— start Supplied records —
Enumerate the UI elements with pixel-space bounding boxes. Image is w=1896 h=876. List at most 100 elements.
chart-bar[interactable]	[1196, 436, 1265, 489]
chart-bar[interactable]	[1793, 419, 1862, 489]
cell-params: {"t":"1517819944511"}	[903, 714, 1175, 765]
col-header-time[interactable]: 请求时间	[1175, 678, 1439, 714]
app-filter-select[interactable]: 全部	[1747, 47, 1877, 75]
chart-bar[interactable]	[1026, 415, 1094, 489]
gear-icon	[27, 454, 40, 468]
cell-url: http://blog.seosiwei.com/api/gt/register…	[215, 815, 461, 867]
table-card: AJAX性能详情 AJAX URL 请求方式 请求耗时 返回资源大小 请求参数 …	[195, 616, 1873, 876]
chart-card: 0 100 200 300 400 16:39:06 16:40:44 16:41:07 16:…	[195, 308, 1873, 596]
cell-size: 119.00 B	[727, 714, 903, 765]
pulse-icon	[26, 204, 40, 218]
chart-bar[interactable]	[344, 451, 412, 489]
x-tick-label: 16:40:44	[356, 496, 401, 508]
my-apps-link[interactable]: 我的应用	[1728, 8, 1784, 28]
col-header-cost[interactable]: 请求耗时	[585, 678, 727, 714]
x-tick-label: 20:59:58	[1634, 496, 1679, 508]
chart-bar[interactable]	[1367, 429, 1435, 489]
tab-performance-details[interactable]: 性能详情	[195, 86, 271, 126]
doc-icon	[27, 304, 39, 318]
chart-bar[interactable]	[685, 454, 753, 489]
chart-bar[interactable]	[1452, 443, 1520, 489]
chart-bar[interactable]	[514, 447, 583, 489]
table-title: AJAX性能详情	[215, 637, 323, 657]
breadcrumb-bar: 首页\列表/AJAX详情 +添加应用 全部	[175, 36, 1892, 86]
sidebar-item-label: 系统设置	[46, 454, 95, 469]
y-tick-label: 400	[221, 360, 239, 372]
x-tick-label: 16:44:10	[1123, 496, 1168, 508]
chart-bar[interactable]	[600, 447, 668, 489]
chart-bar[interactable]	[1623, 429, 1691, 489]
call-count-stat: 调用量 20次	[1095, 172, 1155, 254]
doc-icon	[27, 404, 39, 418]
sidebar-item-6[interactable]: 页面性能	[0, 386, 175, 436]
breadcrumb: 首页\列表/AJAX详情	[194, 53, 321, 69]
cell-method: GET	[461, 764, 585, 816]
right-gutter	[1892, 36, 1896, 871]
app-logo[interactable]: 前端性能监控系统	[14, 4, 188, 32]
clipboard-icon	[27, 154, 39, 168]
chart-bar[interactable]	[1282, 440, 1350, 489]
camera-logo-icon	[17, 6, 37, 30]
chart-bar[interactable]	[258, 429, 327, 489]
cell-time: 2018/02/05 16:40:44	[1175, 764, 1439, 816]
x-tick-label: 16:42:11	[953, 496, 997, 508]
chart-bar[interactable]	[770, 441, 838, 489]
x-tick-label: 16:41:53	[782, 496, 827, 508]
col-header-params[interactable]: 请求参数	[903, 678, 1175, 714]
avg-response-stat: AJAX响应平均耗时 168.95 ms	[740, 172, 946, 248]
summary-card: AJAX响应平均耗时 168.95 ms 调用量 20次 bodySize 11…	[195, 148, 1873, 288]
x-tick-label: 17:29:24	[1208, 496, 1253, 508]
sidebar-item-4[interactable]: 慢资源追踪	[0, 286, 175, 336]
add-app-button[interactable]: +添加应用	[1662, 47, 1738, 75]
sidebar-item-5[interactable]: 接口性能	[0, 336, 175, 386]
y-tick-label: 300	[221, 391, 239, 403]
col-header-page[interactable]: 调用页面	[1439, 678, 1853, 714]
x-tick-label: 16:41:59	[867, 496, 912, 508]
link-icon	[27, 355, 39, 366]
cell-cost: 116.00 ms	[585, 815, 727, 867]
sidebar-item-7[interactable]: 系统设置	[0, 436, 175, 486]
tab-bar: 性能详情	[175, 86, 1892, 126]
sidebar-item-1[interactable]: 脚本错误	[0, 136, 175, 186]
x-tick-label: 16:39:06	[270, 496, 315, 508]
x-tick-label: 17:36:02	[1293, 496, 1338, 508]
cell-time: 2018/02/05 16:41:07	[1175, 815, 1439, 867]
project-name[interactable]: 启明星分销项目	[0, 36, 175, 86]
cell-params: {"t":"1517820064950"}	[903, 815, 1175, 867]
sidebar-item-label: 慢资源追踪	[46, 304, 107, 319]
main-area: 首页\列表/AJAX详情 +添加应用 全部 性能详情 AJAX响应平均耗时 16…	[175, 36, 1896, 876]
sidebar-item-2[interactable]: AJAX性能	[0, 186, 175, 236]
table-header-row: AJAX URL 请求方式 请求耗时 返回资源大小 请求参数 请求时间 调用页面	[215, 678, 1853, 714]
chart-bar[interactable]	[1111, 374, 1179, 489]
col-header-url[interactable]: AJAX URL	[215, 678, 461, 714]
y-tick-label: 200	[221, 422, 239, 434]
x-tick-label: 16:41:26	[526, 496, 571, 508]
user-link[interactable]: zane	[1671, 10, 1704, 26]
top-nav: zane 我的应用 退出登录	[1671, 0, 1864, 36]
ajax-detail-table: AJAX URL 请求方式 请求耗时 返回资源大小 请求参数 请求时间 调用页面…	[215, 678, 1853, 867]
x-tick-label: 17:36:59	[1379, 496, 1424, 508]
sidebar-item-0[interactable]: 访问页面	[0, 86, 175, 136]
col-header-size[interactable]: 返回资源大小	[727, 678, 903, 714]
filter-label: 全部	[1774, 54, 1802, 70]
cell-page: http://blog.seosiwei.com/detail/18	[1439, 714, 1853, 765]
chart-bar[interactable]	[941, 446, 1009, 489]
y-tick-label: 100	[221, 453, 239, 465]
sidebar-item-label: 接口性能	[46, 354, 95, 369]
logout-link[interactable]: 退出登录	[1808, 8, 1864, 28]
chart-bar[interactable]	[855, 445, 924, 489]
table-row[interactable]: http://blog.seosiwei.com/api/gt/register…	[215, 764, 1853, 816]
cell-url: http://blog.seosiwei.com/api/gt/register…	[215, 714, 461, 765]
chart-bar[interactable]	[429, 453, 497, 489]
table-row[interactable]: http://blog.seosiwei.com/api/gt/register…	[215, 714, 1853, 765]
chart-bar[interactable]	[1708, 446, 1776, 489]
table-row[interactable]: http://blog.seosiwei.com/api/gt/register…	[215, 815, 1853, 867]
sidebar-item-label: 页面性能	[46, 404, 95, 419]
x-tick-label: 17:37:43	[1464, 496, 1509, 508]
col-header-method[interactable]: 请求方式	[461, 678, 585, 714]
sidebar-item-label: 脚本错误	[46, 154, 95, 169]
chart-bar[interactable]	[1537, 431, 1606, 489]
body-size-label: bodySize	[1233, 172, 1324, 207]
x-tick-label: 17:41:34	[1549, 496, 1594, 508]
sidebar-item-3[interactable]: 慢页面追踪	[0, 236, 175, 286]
— end Supplied records —
— start Supplied records —
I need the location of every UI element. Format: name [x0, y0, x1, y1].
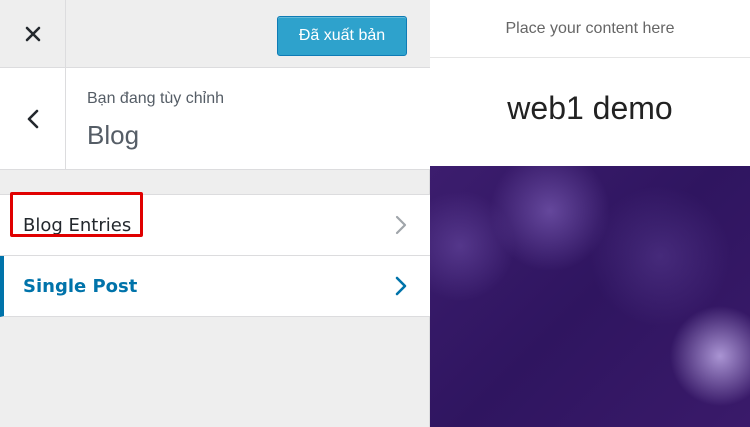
— end Supplied records —
Retype everything from the line containing "Enumerate the UI" down to the line containing "815, 461, 867]", including both of those lines, matching the records character for character.

Enumerate the UI elements with pixel-space bounding boxes. Image is w=1896 h=876. List at most 100 elements.
chart-bar[interactable]	[1196, 436, 1265, 489]
chart-bar[interactable]	[1793, 419, 1862, 489]
cell-params: {"t":"1517819944511"}	[903, 714, 1175, 765]
col-header-time[interactable]: 请求时间	[1175, 678, 1439, 714]
app-filter-select[interactable]: 全部	[1747, 47, 1877, 75]
chart-bar[interactable]	[1026, 415, 1094, 489]
gear-icon	[27, 454, 40, 468]
cell-url: http://blog.seosiwei.com/api/gt/register…	[215, 815, 461, 867]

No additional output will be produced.